▸ 引用テキスト
★ ★ ★
10月21日に待望の1stアルバム『拝啓。皆さま』をリリースしたplentyが、彼らのホームでもある吉祥寺WARPにて2度目のワンマンライブを行った。
彼らが初めてのワンマンを行ったのは今年の5月、同じく吉祥寺WARPにて。その時は『30分一本勝負』と題して、タイトルどおりたった30分間のアクトをいつもどおりの彼らのやり方で展開していったライブだった。たった30分とは言えど本当に濃密な時間で、いろんなものを受け取った気がする。そして、終演後、一人ひとりに「拝啓。皆さま」と書かれた手紙が配られた。今思えば、この時からplentyの策謀は始まっていたのだ。
待望のアルバム『拝啓。皆さま』をリリースし、その発売記念で行われた今日のライブは「発売記念」という表向きの意味以上に濃くて、心の奥深くをひと突きするような衝撃を真正面からくらったような、ただただ茫然と立ち尽くしてしまうライブだった。前回に比べて時間が長かったということもあるけど、それ以上に今のplentyが伝えたいこと、感じていることを受け取れた。
青いライトに包まれたステージを静かに登場する3人。拍手ひとつ起こらず、ステージをじっと見つめるフロア。張り詰めた静寂の空間を裂くように江沼(Vo/G)が“理由”を歌いだした。前回のワンマンから比べたら、圧倒的に歌の表現力がアップしているし、演奏もタイトになっている。一つひとつの言葉と音がきちんと耳に届いて、その度に脳を刺激する。
《もうねぇよここはなにもねぇよ くだらねぇよ全部くだらねぇ 終わらねぇよなにも終わらねぇよ 壊してよ》と叫ぶ“ボクのために歌う吟”や、無邪気な子どもたちのたわいもない笑い声が響く中、演奏された“よわむし”も、《悪くないな…悪くないな…》と執拗に繰り返される“後悔”も、江沼は思っていることをオブラートに包むことなく吐き出す。曖昧で答えがなくて、もやもやした思いを自らへの問題提起として投げかける。本当は見たくない部分とか、見ないですむなら見ないでおきたい部分とか、そういう感情や思いもすべて吐露する。しかもそれだけで終わらない。自分も含めてオーディエンスに向けて「想像する」ということを与えるから、plentyの音楽と向き合うことはものすごく力がいるのだ。相変わらずMCはほとんどなかったのだけど、曲間はそんな「想像」で頭がいっぱいになって、MCすら必要とさせない。
★ ★ ★
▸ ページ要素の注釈

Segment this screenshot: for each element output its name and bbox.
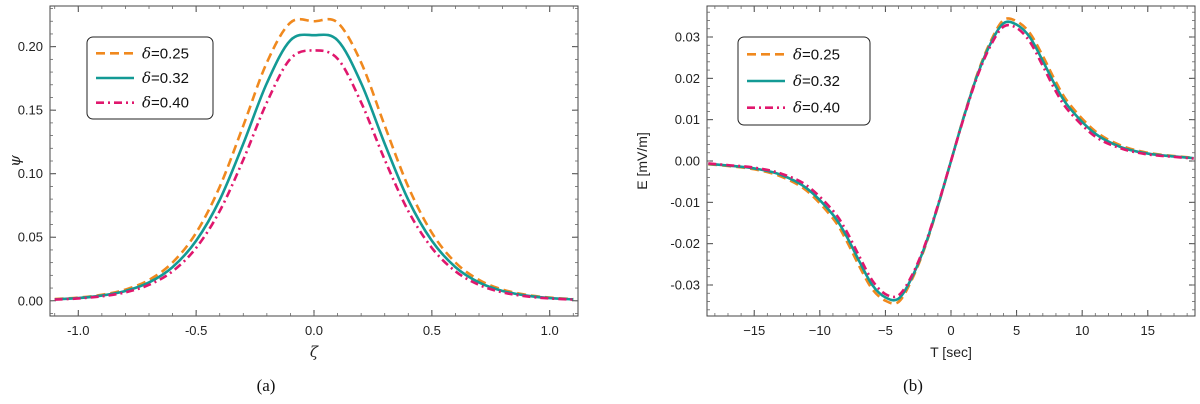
y-tick-label: 0.20 — [18, 39, 43, 54]
legend-value: =0.25 — [802, 46, 840, 63]
legend: δ=0.25δ=0.32δ=0.40 — [86, 36, 214, 120]
y-tick-label: 0.15 — [18, 103, 43, 118]
y-tick-label: 0.03 — [675, 30, 700, 45]
x-tick-label: −5 — [878, 323, 893, 338]
x-tick-label: 15 — [1141, 323, 1155, 338]
y-axis-label: ψ — [6, 155, 24, 167]
legend-label-2: δ=0.32 — [142, 69, 189, 87]
legend-value: =0.40 — [802, 100, 840, 117]
x-tick-label: −15 — [743, 323, 765, 338]
legend-value: =0.40 — [151, 95, 189, 112]
y-tick-label: 0.02 — [675, 71, 700, 86]
legend-label-1: δ=0.25 — [142, 44, 189, 62]
panel-a: -1.0 -0.5 0.0 0.5 1.0 0.00 0.05 0.10 0.15 0.20 ζ ψ δ… — [6, 5, 579, 395]
panel-caption: (b) — [903, 376, 923, 395]
legend-symbol: δ — [142, 94, 151, 112]
x-tick-label: −10 — [809, 323, 831, 338]
y-tick-label: 0.01 — [675, 112, 700, 127]
x-tick-label: 10 — [1075, 323, 1089, 338]
x-tick-label: 0.5 — [423, 323, 441, 338]
x-tick-label: -1.0 — [67, 323, 89, 338]
legend-value: =0.25 — [151, 45, 189, 62]
legend-symbol: δ — [142, 44, 151, 62]
x-tick-label: -0.5 — [185, 323, 207, 338]
x-tick-label: 5 — [1013, 323, 1020, 338]
x-tick-label: 0.0 — [305, 323, 323, 338]
legend-value: =0.32 — [802, 73, 840, 90]
y-tick-label: 0.00 — [18, 293, 43, 308]
y-tick-label: 0.05 — [18, 230, 43, 245]
series-line-3 — [708, 23, 1194, 299]
legend-symbol: δ — [793, 45, 802, 63]
x-tick-label: 1.0 — [541, 323, 559, 338]
legend-value: =0.32 — [151, 70, 189, 87]
legend-symbol: δ — [793, 99, 802, 117]
legend-symbol: δ — [793, 72, 802, 90]
legend-symbol: δ — [142, 69, 151, 87]
y-tick-label: -0.03 — [670, 278, 700, 293]
legend-label-3: δ=0.40 — [793, 99, 840, 117]
y-axis-label: E [mV/m] — [634, 132, 650, 190]
y-tick-label: 0.00 — [675, 154, 700, 169]
panel-caption: (a) — [257, 376, 276, 395]
series-line-1 — [708, 17, 1194, 305]
x-tick-label: 0 — [947, 323, 954, 338]
legend-box — [737, 36, 871, 126]
legend: δ=0.25δ=0.32δ=0.40 — [737, 36, 871, 126]
series-line-2 — [54, 33, 574, 301]
legend-label-1: δ=0.25 — [793, 45, 840, 63]
x-axis-label: ζ — [310, 343, 319, 361]
legend-box — [86, 36, 214, 120]
y-tick-label: -0.01 — [670, 195, 700, 210]
panel-b: −15 −10 −5 0 5 10 15 -0.03 -0.02 -0.01 0.00 0.01 0.0… — [634, 5, 1196, 395]
legend-label-3: δ=0.40 — [142, 94, 189, 112]
y-tick-label: -0.02 — [670, 236, 700, 251]
series-line-1 — [54, 17, 574, 301]
x-axis-label: T [sec] — [930, 344, 972, 360]
legend-label-2: δ=0.32 — [793, 72, 840, 90]
y-tick-label: 0.10 — [18, 166, 43, 181]
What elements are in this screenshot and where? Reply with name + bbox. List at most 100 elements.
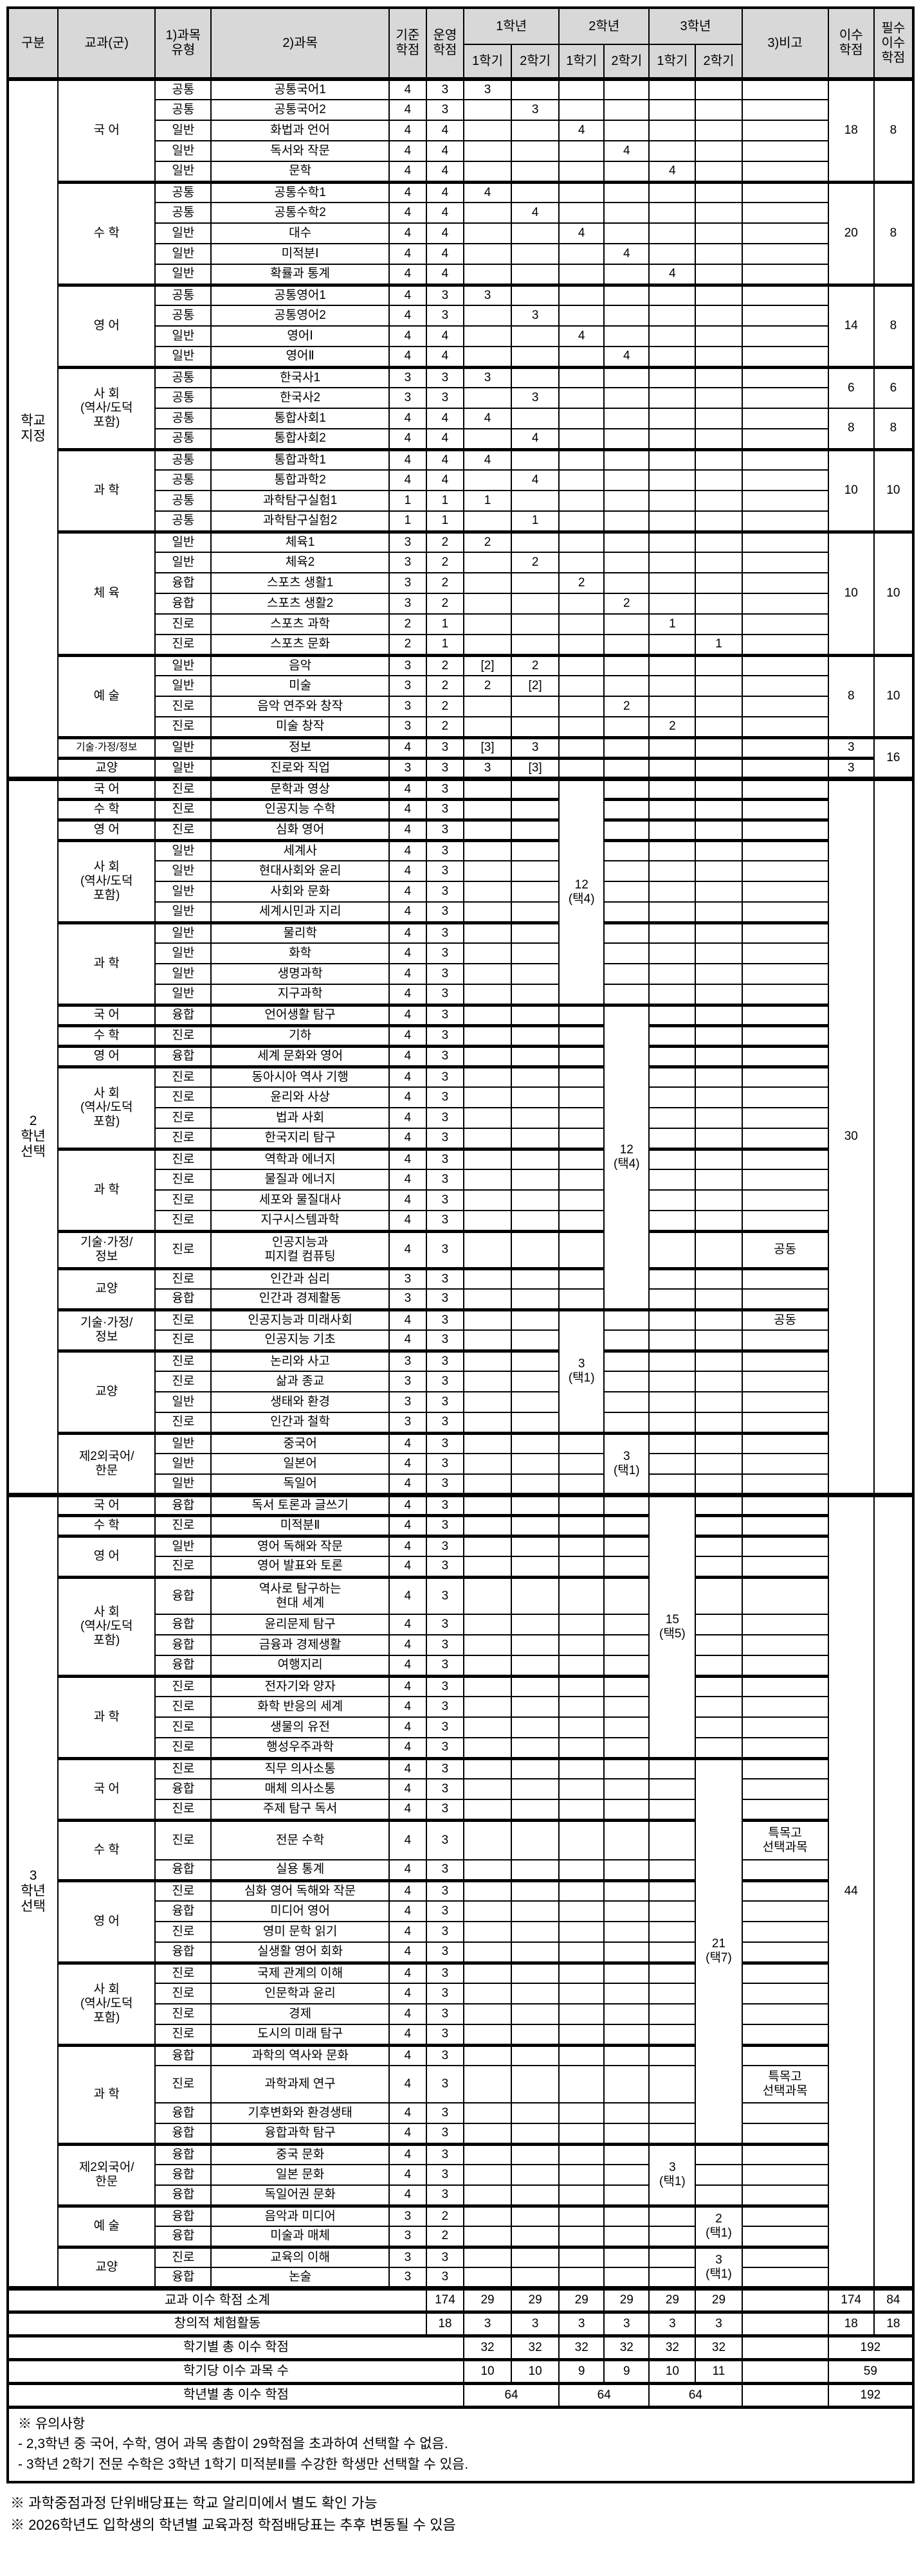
cell [648, 2043, 697, 2066]
cell: 4 [388, 120, 427, 141]
cell: 3 [388, 2204, 427, 2227]
cell: 독일어 [210, 1473, 390, 1495]
cell [558, 1961, 605, 1984]
cell [558, 1473, 605, 1495]
subject-group-label: 영 어 [57, 283, 156, 368]
cell [511, 530, 560, 553]
cell: 4 [388, 428, 427, 450]
cell: 금융과 경제생활 [210, 1634, 390, 1656]
cell [603, 305, 650, 327]
selection-credit-cell: 3 (택1) [603, 1431, 650, 1495]
cell [603, 1696, 650, 1718]
cell: 3 [425, 963, 464, 985]
cell: 융합 [154, 2123, 212, 2145]
cell: 3 [388, 572, 427, 594]
table-row: 예 술 융합 음악과 미디어 3 2 2 (택1) [8, 2204, 913, 2247]
cell: 과학과제 연구 [210, 2065, 390, 2103]
table-row: 융합 기후변화와 환경생태 4 3 [8, 2102, 913, 2124]
cell [741, 1473, 829, 1495]
cell [695, 1473, 743, 1495]
cell [511, 1614, 560, 1635]
cell: 스포츠 문화 [210, 634, 390, 656]
cell: 4 [425, 161, 464, 183]
cell: 공동 [741, 1308, 829, 1331]
cell [741, 1210, 829, 1232]
column-header: 1학기 [558, 44, 605, 80]
cell: 일반 [154, 1534, 212, 1557]
cell [462, 818, 513, 841]
cell [695, 283, 743, 306]
cell [741, 1453, 829, 1475]
cell: 4 [388, 2102, 427, 2124]
cell: 음악 [210, 653, 390, 676]
cell: 4 [603, 140, 650, 162]
cell: 언어생활 탐구 [210, 1003, 390, 1026]
cell: 확률과 통계 [210, 264, 390, 285]
cell: 3 [425, 1210, 464, 1232]
cell [648, 140, 697, 162]
cell [511, 1453, 560, 1475]
cell: 융합 [154, 1614, 212, 1635]
cell [462, 1513, 513, 1536]
cell [741, 447, 829, 471]
cell [558, 1044, 605, 1067]
cell [462, 1473, 513, 1495]
cell: 2 [425, 572, 464, 594]
cell [695, 77, 743, 100]
cell [648, 838, 697, 861]
cell [511, 180, 560, 203]
table-row: 일반 미적분Ⅰ 4 4 4 [8, 243, 913, 265]
cell: 3 [388, 696, 427, 717]
table-row: 융합 스포츠 생활2 3 2 2 [8, 593, 913, 615]
table-row: 교과 이수 학점 소계 174 29 29 29 29 29 29 174 84 [7, 2285, 915, 2312]
cell: 세계시민과 지리 [210, 901, 390, 923]
cell: 3 [425, 305, 464, 327]
cell [603, 776, 650, 800]
cell: 인공지능 수학 [210, 797, 390, 820]
cell [695, 2142, 743, 2165]
cell [648, 735, 697, 759]
cell [741, 1696, 829, 1718]
cell [695, 1288, 743, 1310]
cell [462, 1756, 513, 1779]
cell: 9 [558, 2357, 605, 2384]
cell: 진로 [154, 1266, 212, 1290]
cell: 4 [425, 325, 464, 347]
cell [511, 1674, 560, 1697]
cell [511, 283, 560, 306]
table-row: 학년별 총 이수 학점 64 64 64 192 [7, 2381, 915, 2408]
cell: 3 [425, 921, 464, 944]
cell: 진로 [154, 1716, 212, 1738]
subject-group-label: 국 어 [57, 776, 156, 800]
selection-credit-cell: 12 (택4) [603, 1003, 650, 1310]
subject-group-label: 과 학 [57, 447, 156, 532]
cell: 전문 수학 [210, 1818, 390, 1860]
cell [558, 1210, 605, 1232]
cell [603, 222, 650, 244]
cell: 3 [425, 838, 464, 861]
cell: 진로 [154, 2245, 212, 2268]
cell [462, 1674, 513, 1697]
cell [648, 1961, 697, 1984]
cell [695, 2184, 743, 2206]
cell [603, 860, 650, 882]
cell [462, 1023, 513, 1047]
cell: 10 [873, 530, 915, 656]
cell [511, 1147, 560, 1170]
cell [741, 1147, 829, 1170]
cell [648, 797, 697, 820]
table-row: 과 학 일반 물리학 4 3 [8, 921, 913, 1005]
cell [511, 2164, 560, 2186]
cell [741, 1349, 829, 1372]
cell: 4 [388, 1229, 427, 1269]
cell: 4 [388, 1716, 427, 1738]
cell: 3 [425, 776, 464, 800]
cell: 지구과학 [210, 984, 390, 1005]
cell [558, 447, 605, 471]
cell [558, 1107, 605, 1129]
cell: 2 [425, 653, 464, 676]
cell [558, 1169, 605, 1191]
cell [695, 180, 743, 203]
cell [603, 572, 650, 594]
cell: 14 [827, 283, 875, 368]
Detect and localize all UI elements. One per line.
★ ★ ★
▸ 取り組む課題
次の(a)〜(c)がこのライブレポートの内容と合っているかどうか、それぞれ「はい」か「いいえ」で答え、判断の決め手となる本文の言葉をそのまま引用してください。
(a) 5月に行われた初めてのワンマンライブは30分間だった。
(b) 今回のライブではMCが多かった。
(c) 3人がステージに登場すると、フロアから大きな拍手が起こった。

▸ 回答は以下
(a) はい。「タイトルどおりたった30分間のアクト」
(b) いいえ。「相変わらずMCはほとんどなかった」
(c) いいえ。「拍手ひとつ起こらず、ステージをじっと見つめるフロア」